-- Data provided start --

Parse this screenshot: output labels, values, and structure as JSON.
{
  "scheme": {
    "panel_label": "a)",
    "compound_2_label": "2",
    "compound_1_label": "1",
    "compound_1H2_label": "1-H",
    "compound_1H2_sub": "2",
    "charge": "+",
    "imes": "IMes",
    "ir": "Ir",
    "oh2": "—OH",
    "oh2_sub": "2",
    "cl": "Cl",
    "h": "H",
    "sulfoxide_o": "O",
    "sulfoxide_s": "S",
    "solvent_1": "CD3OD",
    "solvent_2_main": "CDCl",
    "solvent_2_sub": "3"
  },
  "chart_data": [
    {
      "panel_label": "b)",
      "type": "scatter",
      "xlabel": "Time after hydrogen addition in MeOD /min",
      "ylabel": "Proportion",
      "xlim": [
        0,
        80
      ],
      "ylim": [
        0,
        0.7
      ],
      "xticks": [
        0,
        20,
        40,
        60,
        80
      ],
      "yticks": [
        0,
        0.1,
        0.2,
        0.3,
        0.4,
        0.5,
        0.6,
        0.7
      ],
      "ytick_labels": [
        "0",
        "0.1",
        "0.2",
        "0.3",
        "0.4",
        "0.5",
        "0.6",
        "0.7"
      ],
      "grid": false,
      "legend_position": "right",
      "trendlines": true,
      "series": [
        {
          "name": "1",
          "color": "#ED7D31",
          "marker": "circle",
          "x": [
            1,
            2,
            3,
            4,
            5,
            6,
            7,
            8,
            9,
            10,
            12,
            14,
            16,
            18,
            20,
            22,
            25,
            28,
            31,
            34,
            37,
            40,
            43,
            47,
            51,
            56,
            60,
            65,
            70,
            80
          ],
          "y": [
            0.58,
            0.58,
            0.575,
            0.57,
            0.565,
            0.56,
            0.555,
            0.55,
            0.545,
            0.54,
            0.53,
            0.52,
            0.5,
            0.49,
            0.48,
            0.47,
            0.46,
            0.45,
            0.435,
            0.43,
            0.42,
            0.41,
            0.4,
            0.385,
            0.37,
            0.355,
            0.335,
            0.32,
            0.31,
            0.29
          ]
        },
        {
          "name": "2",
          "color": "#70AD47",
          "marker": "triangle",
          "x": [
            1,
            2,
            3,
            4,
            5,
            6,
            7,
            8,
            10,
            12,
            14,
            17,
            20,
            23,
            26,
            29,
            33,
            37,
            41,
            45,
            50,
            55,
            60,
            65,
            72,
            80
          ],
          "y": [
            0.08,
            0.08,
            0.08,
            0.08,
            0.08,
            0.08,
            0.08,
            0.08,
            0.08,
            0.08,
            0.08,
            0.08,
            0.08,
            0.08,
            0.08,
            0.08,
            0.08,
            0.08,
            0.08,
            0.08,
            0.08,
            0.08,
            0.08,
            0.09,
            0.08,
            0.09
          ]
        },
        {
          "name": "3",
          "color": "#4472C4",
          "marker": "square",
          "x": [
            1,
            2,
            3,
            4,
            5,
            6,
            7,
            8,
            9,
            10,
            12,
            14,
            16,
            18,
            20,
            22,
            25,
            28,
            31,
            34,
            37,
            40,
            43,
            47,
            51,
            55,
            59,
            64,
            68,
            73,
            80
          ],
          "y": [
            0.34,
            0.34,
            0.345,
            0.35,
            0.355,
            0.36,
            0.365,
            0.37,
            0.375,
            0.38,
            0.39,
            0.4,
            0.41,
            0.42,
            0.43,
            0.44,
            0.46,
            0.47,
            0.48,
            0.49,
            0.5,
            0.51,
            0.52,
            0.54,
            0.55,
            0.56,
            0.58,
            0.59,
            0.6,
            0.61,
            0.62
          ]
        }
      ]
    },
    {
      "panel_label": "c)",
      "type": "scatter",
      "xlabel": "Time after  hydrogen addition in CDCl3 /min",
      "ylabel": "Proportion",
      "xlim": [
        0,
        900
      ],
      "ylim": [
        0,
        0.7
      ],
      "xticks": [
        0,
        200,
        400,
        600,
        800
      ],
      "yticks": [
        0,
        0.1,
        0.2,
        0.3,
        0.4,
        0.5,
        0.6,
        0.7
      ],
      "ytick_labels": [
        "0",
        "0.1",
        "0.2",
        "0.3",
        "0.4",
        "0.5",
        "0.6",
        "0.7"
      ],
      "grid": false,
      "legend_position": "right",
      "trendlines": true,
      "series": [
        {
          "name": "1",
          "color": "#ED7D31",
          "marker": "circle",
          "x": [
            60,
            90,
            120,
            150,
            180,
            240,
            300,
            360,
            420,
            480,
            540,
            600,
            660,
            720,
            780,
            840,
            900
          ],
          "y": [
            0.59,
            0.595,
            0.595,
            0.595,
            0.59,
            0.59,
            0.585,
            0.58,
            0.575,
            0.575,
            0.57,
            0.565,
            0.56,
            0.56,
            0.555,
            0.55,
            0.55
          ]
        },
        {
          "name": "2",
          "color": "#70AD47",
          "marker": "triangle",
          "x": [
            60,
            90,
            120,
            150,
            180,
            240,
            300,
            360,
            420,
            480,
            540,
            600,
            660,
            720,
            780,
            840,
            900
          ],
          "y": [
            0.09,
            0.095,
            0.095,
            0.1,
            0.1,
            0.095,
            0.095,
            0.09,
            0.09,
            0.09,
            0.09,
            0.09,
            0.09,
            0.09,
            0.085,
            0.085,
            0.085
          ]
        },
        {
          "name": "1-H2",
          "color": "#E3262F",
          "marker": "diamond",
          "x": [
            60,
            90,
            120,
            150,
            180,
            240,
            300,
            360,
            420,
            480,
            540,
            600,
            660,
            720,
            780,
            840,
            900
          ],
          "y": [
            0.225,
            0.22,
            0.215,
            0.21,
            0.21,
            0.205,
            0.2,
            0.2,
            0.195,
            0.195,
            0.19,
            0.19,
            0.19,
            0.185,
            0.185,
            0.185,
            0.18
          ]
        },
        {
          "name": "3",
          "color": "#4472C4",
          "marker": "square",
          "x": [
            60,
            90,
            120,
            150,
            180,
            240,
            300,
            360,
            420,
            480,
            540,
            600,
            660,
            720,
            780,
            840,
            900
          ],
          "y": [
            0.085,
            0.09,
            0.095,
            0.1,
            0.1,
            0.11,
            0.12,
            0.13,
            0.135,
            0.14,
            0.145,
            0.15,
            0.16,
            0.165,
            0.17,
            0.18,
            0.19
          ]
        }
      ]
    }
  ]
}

-- Data provided end --

▸ Short exercise
Transcribe the full listing above without leaving anything out.

▸ Expected answer
Parse this screenshot: output labels, values, and structure as JSON.
{
  "scheme": {
    "panel_label": "a)",
    "compound_2_label": "2",
    "compound_1_label": "1",
    "compound_1H2_label": "1-H",
    "compound_1H2_sub": "2",
    "charge": "+",
    "imes": "IMes",
    "ir": "Ir",
    "oh2": "—OH",
    "oh2_sub": "2",
    "cl": "Cl",
    "h": "H",
    "sulfoxide_o": "O",
    "sulfoxide_s": "S",
    "solvent_1": "CD3OD",
    "solvent_2_main": "CDCl",
    "solvent_2_sub": "3"
  },
  "chart_data": [
    {
      "panel_label": "b)",
      "type": "scatter",
      "xlabel": "Time after hydrogen addition in MeOD /min",
      "ylabel": "Proportion",
      "xlim": [
        0,
        80
      ],
      "ylim": [
        0,
        0.7
      ],
      "xticks": [
        0,
        20,
        40,
        60,
        80
      ],
      "yticks": [
        0,
        0.1,
        0.2,
        0.3,
        0.4,
        0.5,
        0.6,
        0.7
      ],
      "ytick_labels": [
        "0",
        "0.1",
        "0.2",
        "0.3",
        "0.4",
        "0.5",
        "0.6",
        "0.7"
      ],
      "grid": false,
      "legend_position": "right",
      "trendlines": true,
      "series": [
        {
          "name": "1",
          "color": "#ED7D31",
          "marker": "circle",
          "x": [
            1,
            2,
            3,
            4,
            5,
            6,
            7,
            8,
            9,
            10,
            12,
            14,
            16,
            18,
            20,
            22,
            25,
            28,
            31,
            34,
            37,
            40,
            43,
            47,
            51,
            56,
            60,
            65,
            70,
            80
          ],
          "y": [
            0.58,
            0.58,
            0.575,
            0.57,
            0.565,
            0.56,
            0.555,
            0.55,
            0.545,
            0.54,
            0.53,
            0.52,
            0.5,
            0.49,
            0.48,
            0.47,
            0.46,
            0.45,
            0.435,
            0.43,
            0.42,
            0.41,
            0.4,
            0.385,
            0.37,
            0.355,
            0.335,
            0.32,
            0.31,
            0.29
          ]
        },
        {
          "name": "2",
          "color": "#70AD47",
          "marker": "triangle",
          "x": [
            1,
            2,
            3,
            4,
            5,
            6,
            7,
            8,
            10,
            12,
            14,
            17,
            20,
            23,
            26,
            29,
            33,
            37,
            41,
            45,
            50,
            55,
            60,
            65,
            72,
            80
          ],
          "y": [
            0.08,
            0.08,
            0.08,
            0.08,
            0.08,
            0.08,
            0.08,
            0.08,
            0.08,
            0.08,
            0.08,
            0.08,
            0.08,
            0.08,
            0.08,
            0.08,
            0.08,
            0.08,
            0.08,
            0.08,
            0.08,
            0.08,
            0.08,
            0.09,
            0.08,
            0.09
          ]
        },
        {
          "name": "3",
          "color": "#4472C4",
          "marker": "square",
          "x": [
            1,
            2,
            3,
            4,
            5,
            6,
            7,
            8,
            9,
            10,
            12,
            14,
            16,
            18,
            20,
            22,
            25,
            28,
            31,
            34,
            37,
            40,
            43,
            47,
            51,
            55,
            59,
            64,
            68,
            73,
            80
          ],
          "y": [
            0.34,
            0.34,
            0.345,
            0.35,
            0.355,
            0.36,
            0.365,
            0.37,
            0.375,
            0.38,
            0.39,
            0.4,
            0.41,
            0.42,
            0.43,
            0.44,
            0.46,
            0.47,
            0.48,
            0.49,
            0.5,
            0.51,
            0.52,
            0.54,
            0.55,
            0.56,
            0.58,
            0.59,
            0.6,
            0.61,
            0.62
          ]
        }
      ]
    },
    {
      "panel_label": "c)",
      "type": "scatter",
      "xlabel": "Time after  hydrogen addition in CDCl3 /min",
      "ylabel": "Proportion",
      "xlim": [
        0,
        900
      ],
      "ylim": [
        0,
        0.7
      ],
      "xticks": [
        0,
        200,
        400,
        600,
        800
      ],
      "yticks": [
        0,
        0.1,
        0.2,
        0.3,
        0.4,
        0.5,
        0.6,
        0.7
      ],
      "ytick_labels": [
        "0",
        "0.1",
        "0.2",
        "0.3",
        "0.4",
        "0.5",
        "0.6",
        "0.7"
      ],
      "grid": false,
      "legend_position": "right",
      "trendlines": true,
      "series": [
        {
          "name": "1",
          "color": "#ED7D31",
          "marker": "circle",
          "x": [
            60,
            90,
            120,
            150,
            180,
            240,
            300,
            360,
            420,
            480,
            540,
            600,
            660,
            720,
            780,
            840,
            900
          ],
          "y": [
            0.59,
            0.595,
            0.595,
            0.595,
            0.59,
            0.59,
            0.585,
            0.58,
            0.575,
            0.575,
            0.57,
            0.565,
            0.56,
            0.56,
            0.555,
            0.55,
            0.55
          ]
        },
        {
          "name": "2",
          "color": "#70AD47",
          "marker": "triangle",
          "x": [
            60,
            90,
            120,
            150,
            180,
            240,
            300,
            360,
            420,
            480,
            540,
            600,
            660,
            720,
            780,
            840,
            900
          ],
          "y": [
            0.09,
            0.095,
            0.095,
            0.1,
            0.1,
            0.095,
            0.095,
            0.09,
            0.09,
            0.09,
            0.09,
            0.09,
            0.09,
            0.09,
            0.085,
            0.085,
            0.085
          ]
        },
        {
          "name": "1-H2",
          "color": "#E3262F",
          "marker": "diamond",
          "x": [
            60,
            90,
            120,
            150,
            180,
            240,
            300,
            360,
            420,
            480,
            540,
            600,
            660,
            720,
            780,
            840,
            900
          ],
          "y": [
            0.225,
            0.22,
            0.215,
            0.21,
            0.21,
            0.205,
            0.2,
            0.2,
            0.195,
            0.195,
            0.19,
            0.19,
            0.19,
            0.185,
            0.185,
            0.185,
            0.18
          ]
        },
        {
          "name": "3",
          "color": "#4472C4",
          "marker": "square",
          "x": [
            60,
            90,
            120,
            150,
            180,
            240,
            300,
            360,
            420,
            480,
            540,
            600,
            660,
            720,
            780,
            840,
            900
          ],
          "y": [
            0.085,
            0.09,
            0.095,
            0.1,
            0.1,
            0.11,
            0.12,
            0.13,
            0.135,
            0.14,
            0.145,
            0.15,
            0.16,
            0.165,
            0.17,
            0.18,
            0.19
          ]
        }
      ]
    }
  ]
}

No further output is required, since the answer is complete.